■ **CHALLENGE 1**
Copy from the Ivan Lins article word for word, from "As for the U.S., Lins" up to and including "sense of melody.".
■ **CHALLENGE 2**
According to the Ivan Lins article, what is the name of the CD Lins recorded at the Manchester Craftsmen's Guild?

— start SOURCE DOCUMENT —

As for the U.S., Lins got his biggest break in 1980 when producer Quincy Jones and George Benson included Lins' "Dinorah, Dinorah" and "Love Dance" on Benson's "Give Me the Night." More recordings of Lins' lush, emotional, rhythmically charged material came in a flood, by Ella Fitzgerald, Barbara Streisand, flutist Herbie Mann, trumpeter Terence Blanchard and others who appreciated Lins' hip, unexpected chord changes and soaring sense of melody.
Lins forged a strong link to Pittsburgh when he met Pittsburgh trombonist Jay Ashby in New York in the early '90s, where Ashby was performing with his then-wife Kenia -- a singer from Rio who still lives and performs in Pittsburgh.
Ashby is a producer and engineer at the Manchester Craftsmen's Guild, the musical arm of Bidwell Training Center/Manchester Craftsmen's Guild.
"He invited me to go to Pittsburgh, and I met [Bidwell/MCG founder] Bill Strickland, and Marty [Jay's brother, who heads MCG Jazz], and I became a great friend of Bill Strickland and the MCG. I got very impressed with all that he did there. And I told him that one day I would like to try something similar in Brazil."
Lins has returned four times for performance weekends at the Manchester Craftsmen's Guild. He recorded a CD there, "Live at MCG." He also dueted with Kenia on three tunes from her Lins tribute CD, "Project: Ivan Lins."
"But the first time I was visiting," he recalls," people started to talk about Pittsburgh, and they said, 'Oh, Henry Mancini is from here, George Benson is from here, Billy May is from here.' And I said, "Hey, my heroes are from Pittsburgh!' And then -- the piece de resistance -- they said 'Stephen Foster is from Pittsburgh.' He was the very first influence I had."

— end SOURCE DOCUMENT —
— start RECORDS PROVIDED —

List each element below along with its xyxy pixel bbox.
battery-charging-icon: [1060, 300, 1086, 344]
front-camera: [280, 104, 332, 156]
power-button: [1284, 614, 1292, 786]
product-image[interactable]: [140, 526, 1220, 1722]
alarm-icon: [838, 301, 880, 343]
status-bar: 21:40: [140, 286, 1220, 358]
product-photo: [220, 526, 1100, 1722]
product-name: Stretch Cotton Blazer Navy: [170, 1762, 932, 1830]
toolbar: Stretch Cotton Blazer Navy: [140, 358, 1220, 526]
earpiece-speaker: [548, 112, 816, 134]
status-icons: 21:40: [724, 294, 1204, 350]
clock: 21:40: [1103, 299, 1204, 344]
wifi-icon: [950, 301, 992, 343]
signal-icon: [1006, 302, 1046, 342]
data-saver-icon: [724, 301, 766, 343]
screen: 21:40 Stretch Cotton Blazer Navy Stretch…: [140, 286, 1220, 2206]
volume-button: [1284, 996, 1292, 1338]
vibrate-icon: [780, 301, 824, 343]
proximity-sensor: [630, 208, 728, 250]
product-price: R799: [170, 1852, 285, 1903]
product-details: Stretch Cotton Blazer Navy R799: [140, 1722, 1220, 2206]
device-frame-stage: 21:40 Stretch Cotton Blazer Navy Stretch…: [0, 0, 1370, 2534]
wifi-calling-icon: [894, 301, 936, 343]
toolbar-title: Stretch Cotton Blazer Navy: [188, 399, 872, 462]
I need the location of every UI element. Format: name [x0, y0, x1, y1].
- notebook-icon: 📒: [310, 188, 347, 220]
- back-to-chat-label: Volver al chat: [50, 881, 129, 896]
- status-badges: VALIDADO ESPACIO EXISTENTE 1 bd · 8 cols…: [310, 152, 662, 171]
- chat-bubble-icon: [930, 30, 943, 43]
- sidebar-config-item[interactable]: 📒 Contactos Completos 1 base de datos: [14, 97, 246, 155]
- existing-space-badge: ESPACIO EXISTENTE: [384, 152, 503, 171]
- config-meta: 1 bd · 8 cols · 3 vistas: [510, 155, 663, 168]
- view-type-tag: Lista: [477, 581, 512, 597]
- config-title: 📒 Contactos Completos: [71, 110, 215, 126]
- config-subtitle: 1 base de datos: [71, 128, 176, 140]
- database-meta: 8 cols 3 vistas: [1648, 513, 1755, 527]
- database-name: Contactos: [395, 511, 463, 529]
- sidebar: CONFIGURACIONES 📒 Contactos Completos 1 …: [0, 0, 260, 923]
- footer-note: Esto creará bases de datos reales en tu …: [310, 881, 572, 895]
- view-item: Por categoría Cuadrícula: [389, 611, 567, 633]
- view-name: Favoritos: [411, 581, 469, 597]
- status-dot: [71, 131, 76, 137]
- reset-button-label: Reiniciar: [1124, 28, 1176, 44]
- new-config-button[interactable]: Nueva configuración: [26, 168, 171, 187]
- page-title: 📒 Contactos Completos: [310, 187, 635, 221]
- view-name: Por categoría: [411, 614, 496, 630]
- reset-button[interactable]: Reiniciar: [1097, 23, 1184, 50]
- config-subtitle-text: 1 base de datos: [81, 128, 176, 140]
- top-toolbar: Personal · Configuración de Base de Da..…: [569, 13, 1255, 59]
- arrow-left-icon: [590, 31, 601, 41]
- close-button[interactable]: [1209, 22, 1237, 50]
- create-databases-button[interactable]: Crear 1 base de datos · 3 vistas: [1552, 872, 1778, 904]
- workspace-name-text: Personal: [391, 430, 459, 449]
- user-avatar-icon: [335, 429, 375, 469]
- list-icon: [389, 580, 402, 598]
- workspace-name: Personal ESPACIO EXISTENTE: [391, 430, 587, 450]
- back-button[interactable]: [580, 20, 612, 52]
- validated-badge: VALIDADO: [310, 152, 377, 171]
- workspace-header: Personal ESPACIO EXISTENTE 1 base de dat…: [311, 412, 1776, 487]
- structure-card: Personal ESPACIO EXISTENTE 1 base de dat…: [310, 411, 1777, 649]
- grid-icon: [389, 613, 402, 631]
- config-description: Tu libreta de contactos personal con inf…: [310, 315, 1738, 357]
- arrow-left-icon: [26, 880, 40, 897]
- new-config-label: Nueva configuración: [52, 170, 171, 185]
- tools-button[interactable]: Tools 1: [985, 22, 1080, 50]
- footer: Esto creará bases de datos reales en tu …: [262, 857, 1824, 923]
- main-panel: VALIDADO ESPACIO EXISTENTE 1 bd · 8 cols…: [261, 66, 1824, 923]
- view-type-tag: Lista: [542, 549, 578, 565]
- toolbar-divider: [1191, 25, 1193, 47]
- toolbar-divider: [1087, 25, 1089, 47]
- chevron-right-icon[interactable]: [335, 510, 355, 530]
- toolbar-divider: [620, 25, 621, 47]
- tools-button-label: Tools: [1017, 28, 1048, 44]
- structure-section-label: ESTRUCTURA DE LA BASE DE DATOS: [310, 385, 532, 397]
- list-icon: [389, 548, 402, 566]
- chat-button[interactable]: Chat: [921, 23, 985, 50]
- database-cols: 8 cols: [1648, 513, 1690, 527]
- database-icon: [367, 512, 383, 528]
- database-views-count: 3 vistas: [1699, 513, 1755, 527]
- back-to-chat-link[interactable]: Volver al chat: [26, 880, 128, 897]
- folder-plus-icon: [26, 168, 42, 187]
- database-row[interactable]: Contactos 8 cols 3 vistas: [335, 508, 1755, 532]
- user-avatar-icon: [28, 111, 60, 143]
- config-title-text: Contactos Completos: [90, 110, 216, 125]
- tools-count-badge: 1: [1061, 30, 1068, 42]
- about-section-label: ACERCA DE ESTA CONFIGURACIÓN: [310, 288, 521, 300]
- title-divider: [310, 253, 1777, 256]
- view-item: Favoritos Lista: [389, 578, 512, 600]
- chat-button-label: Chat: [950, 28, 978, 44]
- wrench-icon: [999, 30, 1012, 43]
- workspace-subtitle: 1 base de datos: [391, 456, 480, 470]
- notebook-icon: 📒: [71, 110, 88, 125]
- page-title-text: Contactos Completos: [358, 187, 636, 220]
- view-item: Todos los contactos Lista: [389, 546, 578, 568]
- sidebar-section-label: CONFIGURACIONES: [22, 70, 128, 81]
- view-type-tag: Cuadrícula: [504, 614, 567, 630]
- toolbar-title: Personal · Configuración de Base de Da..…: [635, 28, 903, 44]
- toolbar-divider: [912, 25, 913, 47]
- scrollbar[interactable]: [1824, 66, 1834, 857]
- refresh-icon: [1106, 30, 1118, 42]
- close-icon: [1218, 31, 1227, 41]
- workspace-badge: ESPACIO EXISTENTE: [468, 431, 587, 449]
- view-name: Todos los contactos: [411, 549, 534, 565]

— end RECORDS PROVIDED —

■ **COMPLETE ANSWER 1**
As for the U.S., Lins got his biggest break in 1980 when producer Quincy Jones and George Benson included Lins' "Dinorah, Dinorah" and "Love Dance" on Benson's "Give Me the Night." More recordings of Lins' lush, emotional, rhythmically charged material came in a flood, by Ella Fitzgerald, Barbara Streisand, flutist Herbie Mann, trumpeter Terence Blanchard and others who appreciated Lins' hip, unexpected chord changes and soaring sense of melody.

■ **COMPLETE ANSWER 2**
"Live at MCG."